> **Directive**
Report all lines holding "내부감사기구가".

^^^^^^^^

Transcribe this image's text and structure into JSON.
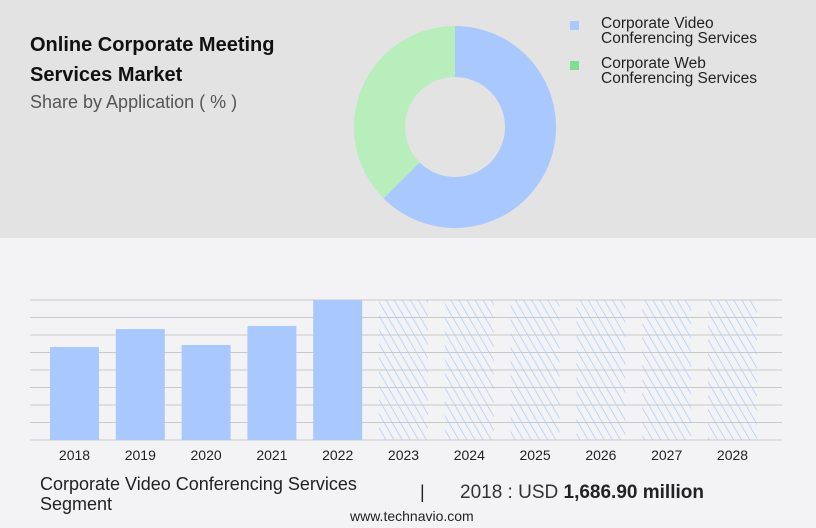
{
  "header": {
    "title": "Online Corporate Meeting Services Market",
    "subtitle": "Share by Application ( % )"
  },
  "colors": {
    "video": "#a8c8fe",
    "web": "#b8eebb",
    "web_legend": "#7ee08f",
    "grid": "#c8c8c8"
  },
  "chart_data": [
    {
      "type": "pie",
      "title": "Share by Application ( % )",
      "legend": "top-right",
      "slices": [
        {
          "label": "Corporate Video Conferencing Services",
          "value": 62.5
        },
        {
          "label": "Corporate Web Conferencing Services",
          "value": 37.5
        }
      ]
    },
    {
      "type": "bar",
      "categories": [
        "2018",
        "2019",
        "2020",
        "2021",
        "2022",
        "2023",
        "2024",
        "2025",
        "2026",
        "2027",
        "2028"
      ],
      "values": [
        1686.9,
        2013,
        1723,
        2068,
        2540,
        null,
        null,
        null,
        null,
        null,
        null
      ],
      "forecast_years": [
        "2023",
        "2024",
        "2025",
        "2026",
        "2027",
        "2028"
      ],
      "ylim": [
        0,
        2540
      ],
      "grid": true,
      "xlabel": "",
      "ylabel": ""
    }
  ],
  "footer": {
    "segment": "Corporate Video Conferencing Services Segment",
    "separator": "|",
    "value_prefix": "2018 : USD",
    "value": "1,686.90 million",
    "site": "www.technavio.com"
  }
}
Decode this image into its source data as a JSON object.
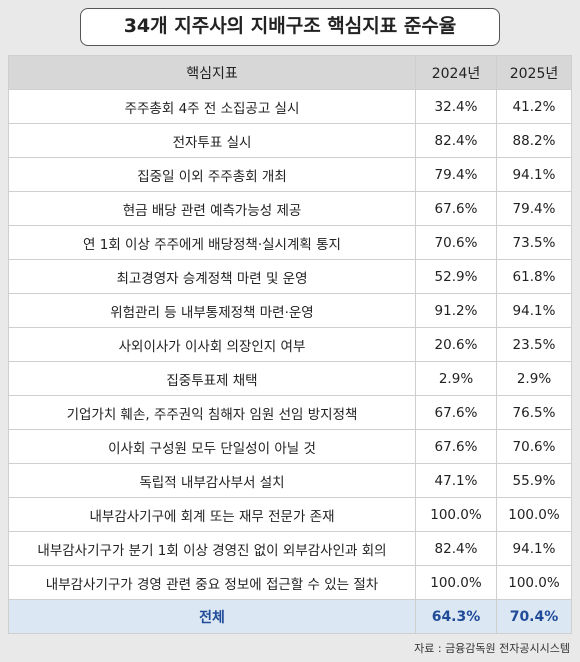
{
  "title": "34개 지주사의 지배구조 핵심지표 준수율",
  "table": {
    "header": [
      "핵심지표",
      "2024년",
      "2025년"
    ],
    "rows": [
      [
        "주주총회 4주 전 소집공고 실시",
        "32.4%",
        "41.2%"
      ],
      [
        "전자투표 실시",
        "82.4%",
        "88.2%"
      ],
      [
        "집중일 이외 주주총회 개최",
        "79.4%",
        "94.1%"
      ],
      [
        "현금 배당 관련 예측가능성 제공",
        "67.6%",
        "79.4%"
      ],
      [
        "연 1회 이상 주주에게 배당정책·실시계획 통지",
        "70.6%",
        "73.5%"
      ],
      [
        "최고경영자 승계정책 마련 및 운영",
        "52.9%",
        "61.8%"
      ],
      [
        "위험관리 등 내부통제정책 마련·운영",
        "91.2%",
        "94.1%"
      ],
      [
        "사외이사가 이사회 의장인지 여부",
        "20.6%",
        "23.5%"
      ],
      [
        "집중투표제 채택",
        "2.9%",
        "2.9%"
      ],
      [
        "기업가치 훼손, 주주권익 침해자 임원 선임 방지정책",
        "67.6%",
        "76.5%"
      ],
      [
        "이사회 구성원 모두 단일성이 아닐 것",
        "67.6%",
        "70.6%"
      ],
      [
        "독립적 내부감사부서 설치",
        "47.1%",
        "55.9%"
      ],
      [
        "내부감사기구에 회계 또는 재무 전문가 존재",
        "100.0%",
        "100.0%"
      ],
      [
        "내부감사기구가 분기 1회 이상 경영진 없이 외부감사인과 회의",
        "82.4%",
        "94.1%"
      ],
      [
        "내부감사기구가 경영 관련 중요 정보에 접근할 수 있는 절차",
        "100.0%",
        "100.0%"
      ]
    ],
    "total": [
      "전체",
      "64.3%",
      "70.4%"
    ]
  },
  "source": "자료 : 금융감독원 전자공시시스템"
}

^^^^^^^^

> **Correct result**
        "내부감사기구가 분기 1회 이상 경영진 없이 외부감사인과 회의",
        "내부감사기구가 경영 관련 중요 정보에 접근할 수 있는 절차",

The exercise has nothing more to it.